● **Ausgangstext**
'''

# Sturmschäden



## Tanny (20. März 2017)

ich habe mal ein Sammelthema aufgemacht - will ja noch ein paar gigantische Fotos loswerden 

Am 26. oder 27. 12. hatten wir sehr, sehr starken Wind - als Sturm hätte ich es jetzt noch nicht bezeichnet - in Böen vielleicht ...aber sonst?

Wie auch immer, abends schoss plötzlich mein (gewitterängstlicher) Hund (der große, der auch keine Einbrecher mitbekommt) in die Küche und zitterte wie Espenlaub. 
Ich dachte sofort an Gewitter. 
Aber ein Blick vor die Tür: Nichts - nur normaler Wind. 
keine Ahnung, was er hatte. 
Irgendwann hatte Pelle sich beruhigt und ging wieder schlafen. 

Am nächsten Morgen staunte ich dann nicht schlecht, als ich die Gardine aufmachte und auf die Koppel vorne schaute: 
Da war eine der uralten, über 20 Meter hohen Eschen runter gekommen! 

                

Mein nachbar brauchte mehrere Tage, bis er den Stamm zerlegt und größtenteils abtransportiert hatte. 
Und am Ort des geschehens habe ich jetzt einen Miniteich, der tiefer ist als meine Tümpel - da hat sich ein ca 80cm dicker Ast mindestens einen Meter in den Boden gebohrt. 

Äußerlich sah der Baum "kerngesund aus". Innerlich war er unten ca bis auf 4 Meter Höhe komplett faul und weich (der Teil ist nicht mal mehr als brennholz zu verwerten). 

Der Vorbesitzer meines Hofes erzählte mir dann, dass vor ca 15 Jahren der Blitz in den Baum eingeschlagen hatte. Das erklärt dann wohl das kaputte Innenleben. Erstaunlich, wie lange er noch gelebt hat - zumal er jedes Jahr immer voll belaubt war.


----------



## Digicat (20. März 2017)

Arg ... da glaube ich hat dein Hund Grund genug gehabt wie Espenlaub zu zittern ...

Wir hatten am Wochenende Sturmwarnung und es ist außer ein paar Ästen (Fingerdick) der Weide nichts abgebrochen.
Allerdings in Wien hat es eine Mauer umgelegt und Gerüste drohten einzustürzen.

Mir kommt vor die Winde/Stürme/Orkane werden immer häufiger. Bei euch in D treten ja sogar neuerdings Wirbelstürme auf. Ich finde diese Entwicklung erschreckend.

Liebe Grüße
Helmut


----------



## Tanny (20. März 2017)

Ja. Der Hammer ist, wir hatten ein paar echte Stürme - da hatte ich wirklich Befürchtungen - und alles ist gut gegangen - nicht mal ein Stuhl ist umgeweht. 
Dann kommt ein normaler Starkwind und mir fällt einer der größten Bäume vor die Füsse.....


----------



## Tottoabs (20. März 2017)

__ Esche http://www.baumkunde.de/Fraxinus_excelsior/

Meinst du nicht das könnte eine Pappel gewesen sein ?


----------



## Tanny (20. März 2017)

Habe ich __ Esche geschrieben??? Ja natürlich Pappel - an der Kante habe ich nur Pappeln - Danke für den Hinweis - ist das peinlich......

Wenn die Eschen fallen, ist entweder das garagendach platt oder der Stall - also die sollen lieber stehen bleiben!


----------

'''

● **Dateneinträge**

'''

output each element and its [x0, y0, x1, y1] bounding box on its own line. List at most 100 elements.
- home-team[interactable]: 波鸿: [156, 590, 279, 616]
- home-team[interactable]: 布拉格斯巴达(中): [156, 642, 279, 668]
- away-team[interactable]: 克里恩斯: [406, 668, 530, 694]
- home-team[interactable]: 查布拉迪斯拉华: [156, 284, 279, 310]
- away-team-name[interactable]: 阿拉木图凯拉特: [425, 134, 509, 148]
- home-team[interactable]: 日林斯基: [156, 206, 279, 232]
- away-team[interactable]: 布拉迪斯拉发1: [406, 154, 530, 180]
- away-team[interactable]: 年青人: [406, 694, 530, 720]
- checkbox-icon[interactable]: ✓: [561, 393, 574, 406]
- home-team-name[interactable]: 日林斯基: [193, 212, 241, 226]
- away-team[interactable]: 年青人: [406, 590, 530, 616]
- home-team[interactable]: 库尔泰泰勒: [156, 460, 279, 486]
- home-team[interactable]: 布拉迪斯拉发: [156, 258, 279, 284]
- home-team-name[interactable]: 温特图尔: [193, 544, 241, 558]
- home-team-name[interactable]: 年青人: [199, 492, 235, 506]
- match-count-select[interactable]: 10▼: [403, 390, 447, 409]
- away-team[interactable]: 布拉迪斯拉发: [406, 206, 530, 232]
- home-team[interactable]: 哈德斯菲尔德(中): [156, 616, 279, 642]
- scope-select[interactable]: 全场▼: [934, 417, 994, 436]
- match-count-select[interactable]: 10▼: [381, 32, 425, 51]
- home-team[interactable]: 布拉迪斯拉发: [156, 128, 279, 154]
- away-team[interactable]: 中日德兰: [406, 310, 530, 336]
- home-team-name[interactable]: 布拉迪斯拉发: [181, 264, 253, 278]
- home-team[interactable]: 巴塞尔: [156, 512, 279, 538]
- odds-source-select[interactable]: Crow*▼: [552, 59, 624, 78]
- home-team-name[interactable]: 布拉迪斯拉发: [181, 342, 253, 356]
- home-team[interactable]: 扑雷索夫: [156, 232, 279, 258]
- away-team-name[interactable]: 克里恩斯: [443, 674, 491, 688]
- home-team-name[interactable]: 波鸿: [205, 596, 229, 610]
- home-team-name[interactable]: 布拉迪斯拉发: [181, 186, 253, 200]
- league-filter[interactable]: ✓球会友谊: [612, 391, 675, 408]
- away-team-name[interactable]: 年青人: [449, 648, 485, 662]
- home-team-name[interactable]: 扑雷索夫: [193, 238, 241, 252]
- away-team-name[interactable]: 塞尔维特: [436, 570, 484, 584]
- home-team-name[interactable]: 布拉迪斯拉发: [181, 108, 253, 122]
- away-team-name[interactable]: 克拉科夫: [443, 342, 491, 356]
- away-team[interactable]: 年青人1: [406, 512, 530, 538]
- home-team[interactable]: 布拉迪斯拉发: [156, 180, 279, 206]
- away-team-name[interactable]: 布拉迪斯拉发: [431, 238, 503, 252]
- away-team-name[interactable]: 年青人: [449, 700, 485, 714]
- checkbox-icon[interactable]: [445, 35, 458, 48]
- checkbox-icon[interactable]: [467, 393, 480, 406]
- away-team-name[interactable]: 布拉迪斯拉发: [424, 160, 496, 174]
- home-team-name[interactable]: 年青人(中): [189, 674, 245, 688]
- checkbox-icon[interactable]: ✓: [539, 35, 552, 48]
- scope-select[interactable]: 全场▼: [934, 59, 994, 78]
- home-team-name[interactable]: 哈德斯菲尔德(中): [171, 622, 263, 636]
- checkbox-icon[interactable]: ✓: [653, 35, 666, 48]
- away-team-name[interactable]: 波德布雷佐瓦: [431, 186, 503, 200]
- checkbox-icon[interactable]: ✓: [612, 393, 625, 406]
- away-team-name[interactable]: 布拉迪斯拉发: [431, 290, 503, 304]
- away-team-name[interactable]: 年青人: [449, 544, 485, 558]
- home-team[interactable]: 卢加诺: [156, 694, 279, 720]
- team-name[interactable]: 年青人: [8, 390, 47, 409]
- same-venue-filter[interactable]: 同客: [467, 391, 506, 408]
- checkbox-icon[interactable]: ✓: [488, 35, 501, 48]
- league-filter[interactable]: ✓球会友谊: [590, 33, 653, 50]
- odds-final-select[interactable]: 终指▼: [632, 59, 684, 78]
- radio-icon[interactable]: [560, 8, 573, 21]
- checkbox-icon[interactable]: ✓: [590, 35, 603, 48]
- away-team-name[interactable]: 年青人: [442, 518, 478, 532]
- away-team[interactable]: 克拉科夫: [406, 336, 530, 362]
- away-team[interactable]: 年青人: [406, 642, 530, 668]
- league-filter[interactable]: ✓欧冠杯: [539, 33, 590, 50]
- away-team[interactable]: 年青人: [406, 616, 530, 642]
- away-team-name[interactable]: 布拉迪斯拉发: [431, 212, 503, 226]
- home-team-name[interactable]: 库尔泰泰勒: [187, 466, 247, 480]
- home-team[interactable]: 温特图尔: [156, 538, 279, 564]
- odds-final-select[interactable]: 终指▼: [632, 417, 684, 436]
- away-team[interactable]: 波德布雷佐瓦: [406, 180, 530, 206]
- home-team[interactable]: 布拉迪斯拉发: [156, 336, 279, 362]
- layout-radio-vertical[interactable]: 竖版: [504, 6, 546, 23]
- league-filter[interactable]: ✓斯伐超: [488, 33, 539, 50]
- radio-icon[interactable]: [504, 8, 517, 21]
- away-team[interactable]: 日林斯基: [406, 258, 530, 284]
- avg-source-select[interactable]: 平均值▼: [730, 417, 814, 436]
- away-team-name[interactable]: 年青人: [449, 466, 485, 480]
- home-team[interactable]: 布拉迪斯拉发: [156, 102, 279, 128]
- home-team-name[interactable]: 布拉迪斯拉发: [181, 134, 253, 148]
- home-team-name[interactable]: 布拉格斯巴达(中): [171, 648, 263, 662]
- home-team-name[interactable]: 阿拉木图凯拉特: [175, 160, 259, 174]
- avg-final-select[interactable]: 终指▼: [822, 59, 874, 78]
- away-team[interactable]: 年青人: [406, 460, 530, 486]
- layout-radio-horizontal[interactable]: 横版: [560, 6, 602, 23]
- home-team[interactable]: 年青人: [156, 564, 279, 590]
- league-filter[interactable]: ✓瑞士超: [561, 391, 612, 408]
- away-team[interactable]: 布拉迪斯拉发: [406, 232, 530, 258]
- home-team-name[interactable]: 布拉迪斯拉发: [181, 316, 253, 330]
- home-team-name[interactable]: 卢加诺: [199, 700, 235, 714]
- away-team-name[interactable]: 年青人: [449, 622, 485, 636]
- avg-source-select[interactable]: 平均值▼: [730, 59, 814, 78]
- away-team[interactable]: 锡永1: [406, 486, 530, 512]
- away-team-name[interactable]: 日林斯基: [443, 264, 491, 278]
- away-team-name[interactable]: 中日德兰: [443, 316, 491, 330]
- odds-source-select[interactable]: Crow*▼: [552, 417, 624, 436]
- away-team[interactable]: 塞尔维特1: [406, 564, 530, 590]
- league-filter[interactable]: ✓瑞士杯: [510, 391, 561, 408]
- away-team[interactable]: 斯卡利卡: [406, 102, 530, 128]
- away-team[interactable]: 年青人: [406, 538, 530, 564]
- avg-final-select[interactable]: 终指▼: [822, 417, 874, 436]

'''

● **Deine Aufgaben**
**a)** Entnimm dem Ausgangstext wörtlich den Abschnitt, der mit den Worten „Wie auch immer, abends“ beginnt, und hör nach „sofort an Gewitter.“ auf.
**b)** Fasse bitte den Absatz im Ausgangstext, der mit „Der Vorbesitzer meines Hofes“ beginnt, in zwei Sätzen zusammen und behalte dabei die wichtigsten Fakten bei.
Die Einträge werden zur Bearbeitung nicht benötigt.

● **Lösungen**
**a)**
Wie auch immer, abends schoss plötzlich mein (gewitterängstlicher) Hund (der große, der auch keine Einbrecher mitbekommt) in die Küche und zitterte wie Espenlaub. 
Ich dachte sofort an Gewitter.

**b)** Laut dem Vorbesitzer des Hofes hatte vor etwa 15 Jahren der Blitz in den Baum eingeschlagen, was vermutlich das kaputte Innere erklärt. Erstaunlich ist, wie lange der Baum danach noch lebte, zumal er jedes Jahr voll belaubt war.